--- Listing ---

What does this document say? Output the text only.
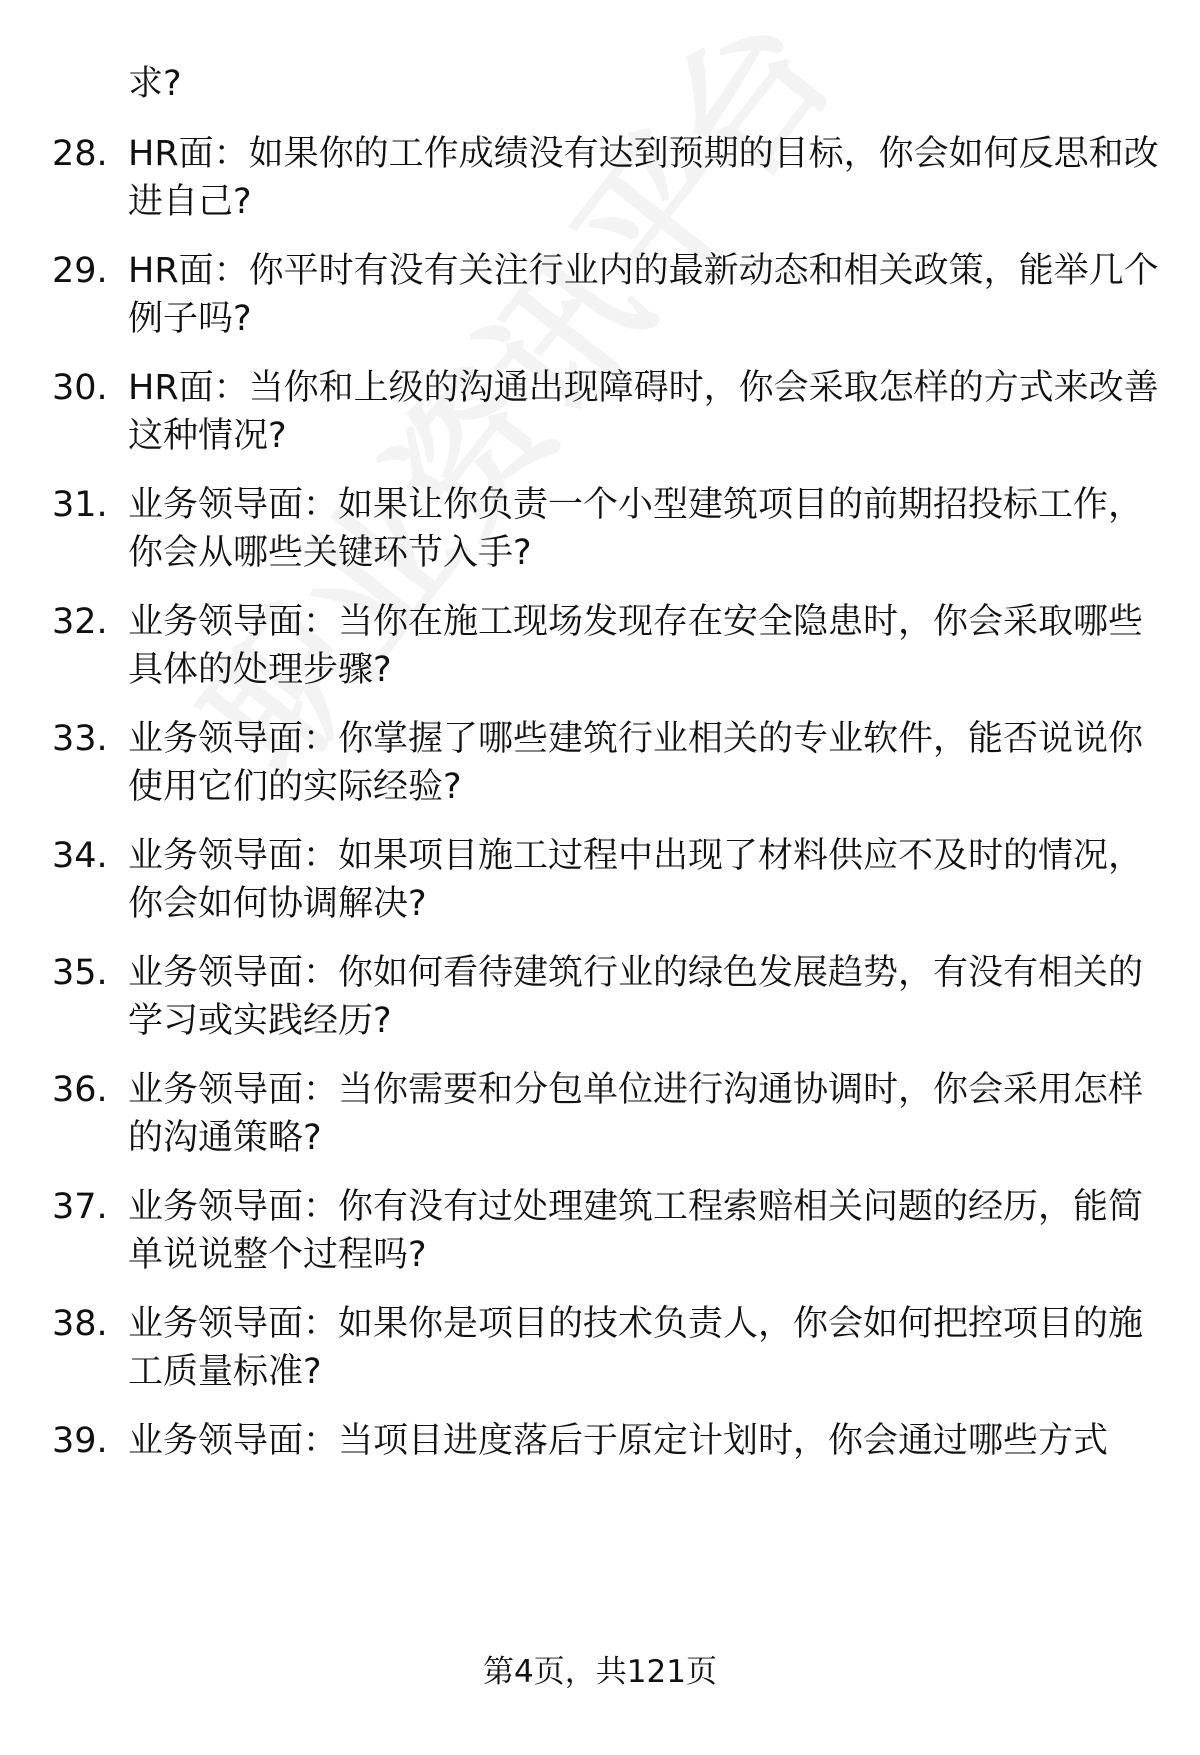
求?

28. HR面：如果你的工作成绩没有达到预期的目标，你会如何反思和改进自己?

29. HR面：你平时有没有关注行业内的最新动态和相关政策，能举几个例子吗?

30. HR面：当你和上级的沟通出现障碍时，你会采取怎样的方式来改善这种情况?

31. 业务领导面：如果让你负责一个小型建筑项目的前期招投标工作，你会从哪些关键环节入手?

32. 业务领导面：当你在施工现场发现存在安全隐患时，你会采取哪些具体的处理步骤?

33. 业务领导面：你掌握了哪些建筑行业相关的专业软件，能否说说你使用它们的实际经验?

34. 业务领导面：如果项目施工过程中出现了材料供应不及时的情况，你会如何协调解决?

35. 业务领导面：你如何看待建筑行业的绿色发展趋势，有没有相关的学习或实践经历?

36. 业务领导面：当你需要和分包单位进行沟通协调时，你会采用怎样的沟通策略?

37. 业务领导面：你有没有过处理建筑工程索赔相关问题的经历，能简单说说整个过程吗?

38. 业务领导面：如果你是项目的技术负责人，你会如何把控项目的施工质量标准?

39. 业务领导面：当项目进度落后于原定计划时，你会通过哪些方式

第4页，共121页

---

◆ What is being asked
Copy out each line of the material that holds the word "业务领导面".

◆ Answer for the task
31. 业务领导面：如果让你负责一个小型建筑项目的前期招投标工作，你会从哪些关键环节入手?
32. 业务领导面：当你在施工现场发现存在安全隐患时，你会采取哪些具体的处理步骤?
33. 业务领导面：你掌握了哪些建筑行业相关的专业软件，能否说说你使用它们的实际经验?
34. 业务领导面：如果项目施工过程中出现了材料供应不及时的情况，你会如何协调解决?
35. 业务领导面：你如何看待建筑行业的绿色发展趋势，有没有相关的学习或实践经历?
36. 业务领导面：当你需要和分包单位进行沟通协调时，你会采用怎样的沟通策略?
37. 业务领导面：你有没有过处理建筑工程索赔相关问题的经历，能简单说说整个过程吗?
38. 业务领导面：如果你是项目的技术负责人，你会如何把控项目的施工质量标准?
39. 业务领导面：当项目进度落后于原定计划时，你会通过哪些方式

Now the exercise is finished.